* _Exercise instructions_: Draw out every line with the word "LOIS" from the listing below.

Saved entries

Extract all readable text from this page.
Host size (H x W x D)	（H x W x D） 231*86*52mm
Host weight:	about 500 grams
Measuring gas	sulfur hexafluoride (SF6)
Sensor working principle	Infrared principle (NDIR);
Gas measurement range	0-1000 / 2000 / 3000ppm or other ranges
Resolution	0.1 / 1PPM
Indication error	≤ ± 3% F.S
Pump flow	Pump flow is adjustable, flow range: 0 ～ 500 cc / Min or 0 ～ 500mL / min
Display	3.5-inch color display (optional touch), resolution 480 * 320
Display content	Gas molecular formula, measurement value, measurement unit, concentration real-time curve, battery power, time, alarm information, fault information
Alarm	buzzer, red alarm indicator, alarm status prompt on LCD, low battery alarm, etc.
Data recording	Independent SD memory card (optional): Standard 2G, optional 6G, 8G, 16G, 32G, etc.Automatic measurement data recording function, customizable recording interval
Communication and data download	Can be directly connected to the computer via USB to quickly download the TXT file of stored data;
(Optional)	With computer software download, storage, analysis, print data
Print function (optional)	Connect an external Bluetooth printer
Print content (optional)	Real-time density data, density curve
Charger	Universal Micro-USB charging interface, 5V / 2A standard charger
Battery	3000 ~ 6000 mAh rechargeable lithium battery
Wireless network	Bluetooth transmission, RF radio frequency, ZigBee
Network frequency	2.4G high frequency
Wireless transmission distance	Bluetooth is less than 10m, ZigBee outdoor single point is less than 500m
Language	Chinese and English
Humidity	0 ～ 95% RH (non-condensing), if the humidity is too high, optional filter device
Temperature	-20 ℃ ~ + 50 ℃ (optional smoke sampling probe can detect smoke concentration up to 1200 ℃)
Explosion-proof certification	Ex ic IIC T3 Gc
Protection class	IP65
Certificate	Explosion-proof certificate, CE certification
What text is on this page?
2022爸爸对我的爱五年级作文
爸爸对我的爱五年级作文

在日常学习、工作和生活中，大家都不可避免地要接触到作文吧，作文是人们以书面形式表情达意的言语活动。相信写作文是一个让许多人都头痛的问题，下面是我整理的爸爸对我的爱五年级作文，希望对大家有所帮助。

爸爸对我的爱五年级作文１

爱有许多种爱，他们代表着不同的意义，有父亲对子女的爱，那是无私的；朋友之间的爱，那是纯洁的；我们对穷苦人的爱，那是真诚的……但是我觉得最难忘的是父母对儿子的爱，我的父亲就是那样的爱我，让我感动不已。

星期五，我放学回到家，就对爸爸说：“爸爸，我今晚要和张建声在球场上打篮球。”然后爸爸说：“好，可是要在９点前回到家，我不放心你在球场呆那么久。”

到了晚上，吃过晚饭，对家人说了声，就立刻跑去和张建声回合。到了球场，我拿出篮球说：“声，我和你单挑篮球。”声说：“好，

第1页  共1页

---

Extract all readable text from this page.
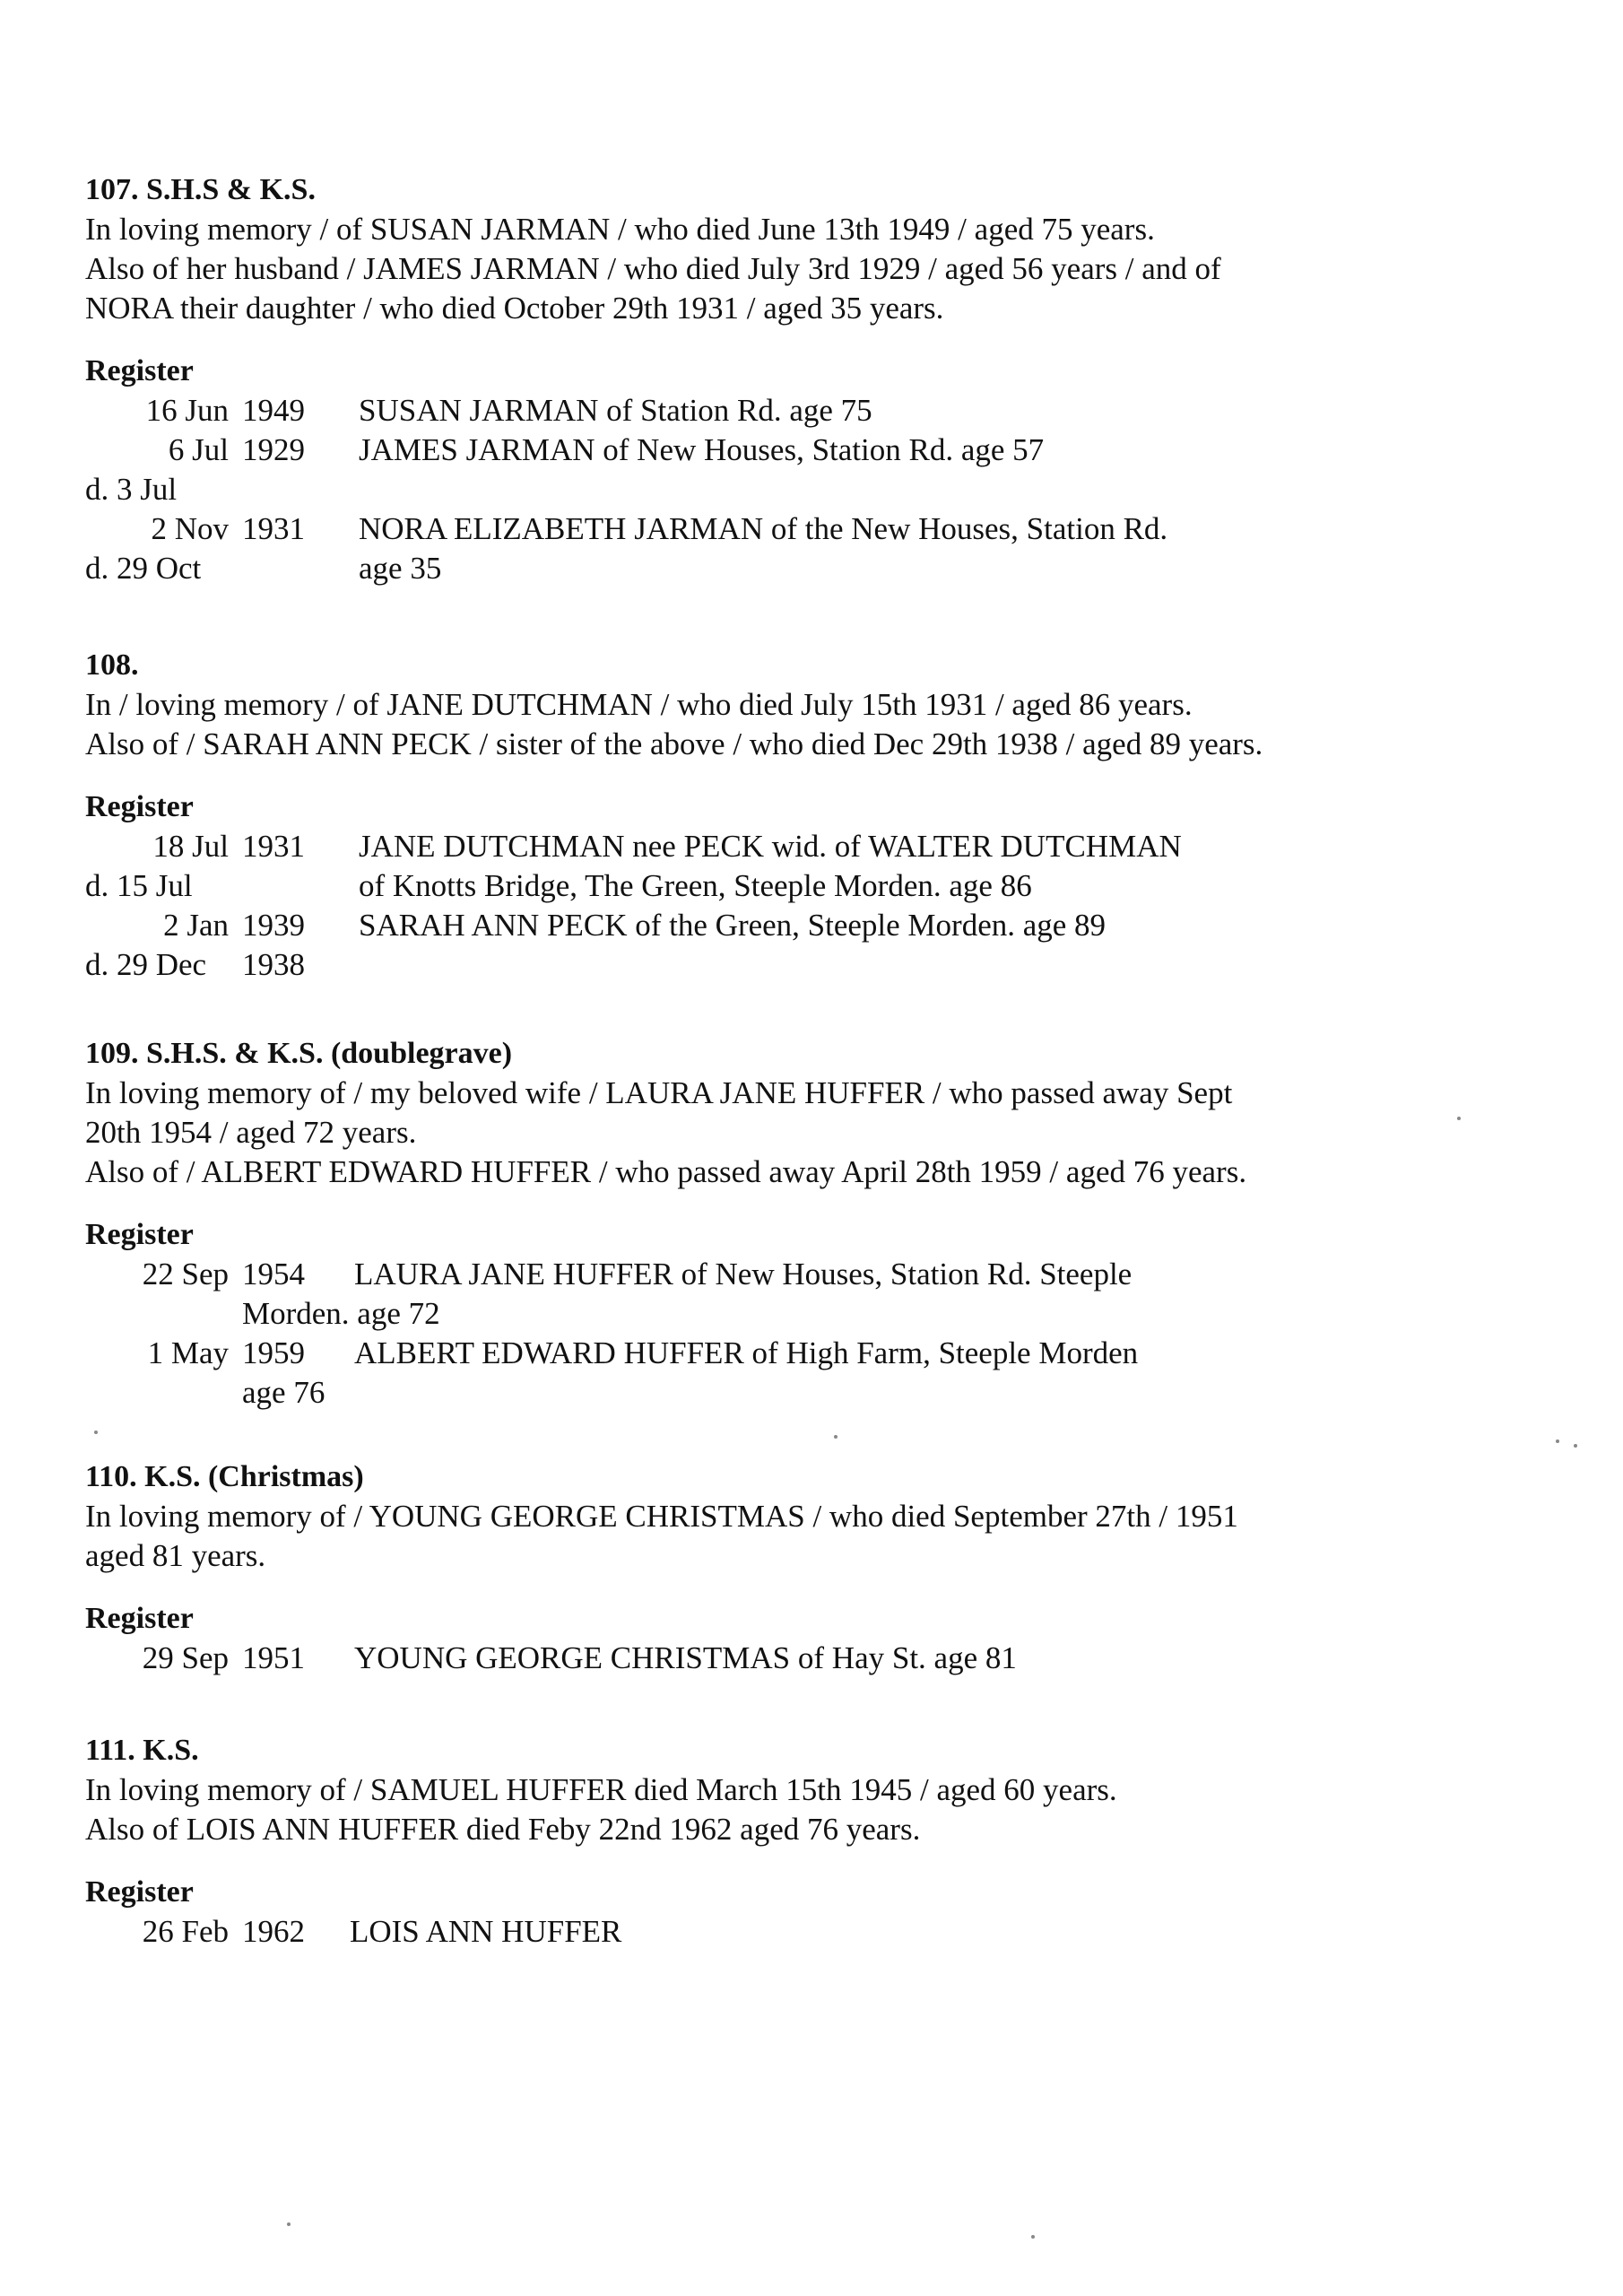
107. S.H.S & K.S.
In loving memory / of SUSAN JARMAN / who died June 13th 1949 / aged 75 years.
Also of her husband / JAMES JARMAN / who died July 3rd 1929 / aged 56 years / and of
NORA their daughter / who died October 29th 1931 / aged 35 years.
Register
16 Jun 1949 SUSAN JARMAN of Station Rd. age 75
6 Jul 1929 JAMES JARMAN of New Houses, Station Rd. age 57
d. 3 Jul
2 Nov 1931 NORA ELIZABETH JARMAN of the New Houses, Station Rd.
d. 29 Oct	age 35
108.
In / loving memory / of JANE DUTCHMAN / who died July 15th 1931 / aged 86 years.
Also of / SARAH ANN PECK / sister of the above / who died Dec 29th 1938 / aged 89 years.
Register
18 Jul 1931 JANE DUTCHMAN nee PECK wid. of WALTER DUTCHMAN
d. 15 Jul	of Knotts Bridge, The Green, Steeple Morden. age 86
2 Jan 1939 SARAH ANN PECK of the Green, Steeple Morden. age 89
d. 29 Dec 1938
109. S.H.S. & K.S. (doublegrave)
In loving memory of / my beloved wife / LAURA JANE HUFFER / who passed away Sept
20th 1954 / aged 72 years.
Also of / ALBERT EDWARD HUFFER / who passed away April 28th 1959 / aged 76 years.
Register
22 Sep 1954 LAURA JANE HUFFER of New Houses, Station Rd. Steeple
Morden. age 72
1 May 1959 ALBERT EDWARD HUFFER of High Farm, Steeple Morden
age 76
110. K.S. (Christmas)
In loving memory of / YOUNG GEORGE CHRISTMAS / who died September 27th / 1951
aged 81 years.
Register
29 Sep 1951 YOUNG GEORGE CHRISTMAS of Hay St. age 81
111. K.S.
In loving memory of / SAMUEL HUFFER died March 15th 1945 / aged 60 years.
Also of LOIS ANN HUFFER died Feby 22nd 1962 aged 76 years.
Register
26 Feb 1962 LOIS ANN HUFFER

* _Correct answer_:
Also of LOIS ANN HUFFER died Feby 22nd 1962 aged 76 years.
26 Feb 1962 LOIS ANN HUFFER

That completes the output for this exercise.